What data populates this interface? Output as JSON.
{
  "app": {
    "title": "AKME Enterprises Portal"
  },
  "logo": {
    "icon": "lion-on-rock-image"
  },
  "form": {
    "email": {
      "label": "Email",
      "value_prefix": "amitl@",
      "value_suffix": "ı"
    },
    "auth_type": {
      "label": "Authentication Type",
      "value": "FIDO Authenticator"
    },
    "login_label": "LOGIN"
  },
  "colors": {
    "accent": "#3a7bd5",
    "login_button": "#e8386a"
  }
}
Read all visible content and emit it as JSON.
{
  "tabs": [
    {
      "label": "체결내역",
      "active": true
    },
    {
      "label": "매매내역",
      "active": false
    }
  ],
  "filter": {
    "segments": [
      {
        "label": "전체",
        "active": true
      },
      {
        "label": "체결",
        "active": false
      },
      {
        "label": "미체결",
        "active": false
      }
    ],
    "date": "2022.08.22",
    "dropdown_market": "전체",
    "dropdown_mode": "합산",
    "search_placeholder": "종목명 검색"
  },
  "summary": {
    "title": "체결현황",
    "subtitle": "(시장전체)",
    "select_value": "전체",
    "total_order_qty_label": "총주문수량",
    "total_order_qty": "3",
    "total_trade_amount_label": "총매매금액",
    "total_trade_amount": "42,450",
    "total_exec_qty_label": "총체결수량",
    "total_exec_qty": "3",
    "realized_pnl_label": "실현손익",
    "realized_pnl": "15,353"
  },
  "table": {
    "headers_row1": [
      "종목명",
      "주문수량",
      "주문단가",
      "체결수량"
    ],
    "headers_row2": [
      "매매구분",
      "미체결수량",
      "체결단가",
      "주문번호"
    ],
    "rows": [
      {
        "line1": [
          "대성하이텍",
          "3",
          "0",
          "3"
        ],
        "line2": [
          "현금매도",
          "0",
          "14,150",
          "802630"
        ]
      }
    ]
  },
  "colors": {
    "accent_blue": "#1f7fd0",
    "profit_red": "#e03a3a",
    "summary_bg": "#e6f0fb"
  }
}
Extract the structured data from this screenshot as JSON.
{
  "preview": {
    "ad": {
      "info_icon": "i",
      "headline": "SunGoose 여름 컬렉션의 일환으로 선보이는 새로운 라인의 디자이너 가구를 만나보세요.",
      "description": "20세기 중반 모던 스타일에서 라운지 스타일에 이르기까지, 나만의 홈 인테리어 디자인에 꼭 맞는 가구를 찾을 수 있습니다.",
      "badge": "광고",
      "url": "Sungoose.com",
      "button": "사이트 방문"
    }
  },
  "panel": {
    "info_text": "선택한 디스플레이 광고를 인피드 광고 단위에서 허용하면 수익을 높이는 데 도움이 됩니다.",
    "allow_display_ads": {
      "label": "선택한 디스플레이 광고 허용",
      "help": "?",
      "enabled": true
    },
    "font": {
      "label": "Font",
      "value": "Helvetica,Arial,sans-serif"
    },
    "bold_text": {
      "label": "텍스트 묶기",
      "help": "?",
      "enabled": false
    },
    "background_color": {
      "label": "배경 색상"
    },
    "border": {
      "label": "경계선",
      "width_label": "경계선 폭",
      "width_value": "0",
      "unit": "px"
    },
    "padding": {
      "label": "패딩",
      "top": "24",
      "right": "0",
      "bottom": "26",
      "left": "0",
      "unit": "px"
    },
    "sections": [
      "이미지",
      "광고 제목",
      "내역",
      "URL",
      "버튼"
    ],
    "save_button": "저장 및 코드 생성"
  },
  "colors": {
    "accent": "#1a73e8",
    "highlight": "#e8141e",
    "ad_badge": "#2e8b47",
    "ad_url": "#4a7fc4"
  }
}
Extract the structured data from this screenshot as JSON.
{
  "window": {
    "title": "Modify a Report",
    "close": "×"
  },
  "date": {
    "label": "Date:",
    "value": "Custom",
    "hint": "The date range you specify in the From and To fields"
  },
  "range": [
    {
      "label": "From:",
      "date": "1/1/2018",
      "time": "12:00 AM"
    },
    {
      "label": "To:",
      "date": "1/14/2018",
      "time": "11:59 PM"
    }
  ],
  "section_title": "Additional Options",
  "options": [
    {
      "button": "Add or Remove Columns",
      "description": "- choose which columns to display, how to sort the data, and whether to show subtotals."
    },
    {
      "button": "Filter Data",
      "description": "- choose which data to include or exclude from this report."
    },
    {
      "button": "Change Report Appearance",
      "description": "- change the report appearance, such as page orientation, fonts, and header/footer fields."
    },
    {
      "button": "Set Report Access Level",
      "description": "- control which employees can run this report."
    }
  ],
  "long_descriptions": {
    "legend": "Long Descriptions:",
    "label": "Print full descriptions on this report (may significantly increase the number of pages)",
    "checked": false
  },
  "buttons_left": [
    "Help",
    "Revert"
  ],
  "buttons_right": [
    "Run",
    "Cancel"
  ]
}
──────────────────────────────
## [INSTRUCTIONS TO FOLLOW]
Output all of the material, please, exactly as it stands.

## [RESPONSE TO THE TASK]
What data populates this interface? Output as JSON.
{
  "app": {
    "title": "AKME Enterprises Portal"
  },
  "logo": {
    "icon": "lion-on-rock-image"
  },
  "form": {
    "email": {
      "label": "Email",
      "value_prefix": "amitl@",
      "value_suffix": "ı"
    },
    "auth_type": {
      "label": "Authentication Type",
      "value": "FIDO Authenticator"
    },
    "login_label": "LOGIN"
  },
  "colors": {
    "accent": "#3a7bd5",
    "login_button": "#e8386a"
  }
}
Read all visible content and emit it as JSON.
{
  "tabs": [
    {
      "label": "체결내역",
      "active": true
    },
    {
      "label": "매매내역",
      "active": false
    }
  ],
  "filter": {
    "segments": [
      {
        "label": "전체",
        "active": true
      },
      {
        "label": "체결",
        "active": false
      },
      {
        "label": "미체결",
        "active": false
      }
    ],
    "date": "2022.08.22",
    "dropdown_market": "전체",
    "dropdown_mode": "합산",
    "search_placeholder": "종목명 검색"
  },
  "summary": {
    "title": "체결현황",
    "subtitle": "(시장전체)",
    "select_value": "전체",
    "total_order_qty_label": "총주문수량",
    "total_order_qty": "3",
    "total_trade_amount_label": "총매매금액",
    "total_trade_amount": "42,450",
    "total_exec_qty_label": "총체결수량",
    "total_exec_qty": "3",
    "realized_pnl_label": "실현손익",
    "realized_pnl": "15,353"
  },
  "table": {
    "headers_row1": [
      "종목명",
      "주문수량",
      "주문단가",
      "체결수량"
    ],
    "headers_row2": [
      "매매구분",
      "미체결수량",
      "체결단가",
      "주문번호"
    ],
    "rows": [
      {
        "line1": [
          "대성하이텍",
          "3",
          "0",
          "3"
        ],
        "line2": [
          "현금매도",
          "0",
          "14,150",
          "802630"
        ]
      }
    ]
  },
  "colors": {
    "accent_blue": "#1f7fd0",
    "profit_red": "#e03a3a",
    "summary_bg": "#e6f0fb"
  }
}
Extract the structured data from this screenshot as JSON.
{
  "preview": {
    "ad": {
      "info_icon": "i",
      "headline": "SunGoose 여름 컬렉션의 일환으로 선보이는 새로운 라인의 디자이너 가구를 만나보세요.",
      "description": "20세기 중반 모던 스타일에서 라운지 스타일에 이르기까지, 나만의 홈 인테리어 디자인에 꼭 맞는 가구를 찾을 수 있습니다.",
      "badge": "광고",
      "url": "Sungoose.com",
      "button": "사이트 방문"
    }
  },
  "panel": {
    "info_text": "선택한 디스플레이 광고를 인피드 광고 단위에서 허용하면 수익을 높이는 데 도움이 됩니다.",
    "allow_display_ads": {
      "label": "선택한 디스플레이 광고 허용",
      "help": "?",
      "enabled": true
    },
    "font": {
      "label": "Font",
      "value": "Helvetica,Arial,sans-serif"
    },
    "bold_text": {
      "label": "텍스트 묶기",
      "help": "?",
      "enabled": false
    },
    "background_color": {
      "label": "배경 색상"
    },
    "border": {
      "label": "경계선",
      "width_label": "경계선 폭",
      "width_value": "0",
      "unit": "px"
    },
    "padding": {
      "label": "패딩",
      "top": "24",
      "right": "0",
      "bottom": "26",
      "left": "0",
      "unit": "px"
    },
    "sections": [
      "이미지",
      "광고 제목",
      "내역",
      "URL",
      "버튼"
    ],
    "save_button": "저장 및 코드 생성"
  },
  "colors": {
    "accent": "#1a73e8",
    "highlight": "#e8141e",
    "ad_badge": "#2e8b47",
    "ad_url": "#4a7fc4"
  }
}
Extract the structured data from this screenshot as JSON.
{
  "window": {
    "title": "Modify a Report",
    "close": "×"
  },
  "date": {
    "label": "Date:",
    "value": "Custom",
    "hint": "The date range you specify in the From and To fields"
  },
  "range": [
    {
      "label": "From:",
      "date": "1/1/2018",
      "time": "12:00 AM"
    },
    {
      "label": "To:",
      "date": "1/14/2018",
      "time": "11:59 PM"
    }
  ],
  "section_title": "Additional Options",
  "options": [
    {
      "button": "Add or Remove Columns",
      "description": "- choose which columns to display, how to sort the data, and whether to show subtotals."
    },
    {
      "button": "Filter Data",
      "description": "- choose which data to include or exclude from this report."
    },
    {
      "button": "Change Report Appearance",
      "description": "- change the report appearance, such as page orientation, fonts, and header/footer fields."
    },
    {
      "button": "Set Report Access Level",
      "description": "- control which employees can run this report."
    }
  ],
  "long_descriptions": {
    "legend": "Long Descriptions:",
    "label": "Print full descriptions on this report (may significantly increase the number of pages)",
    "checked": false
  },
  "buttons_left": [
    "Help",
    "Revert"
  ],
  "buttons_right": [
    "Run",
    "Cancel"
  ]
}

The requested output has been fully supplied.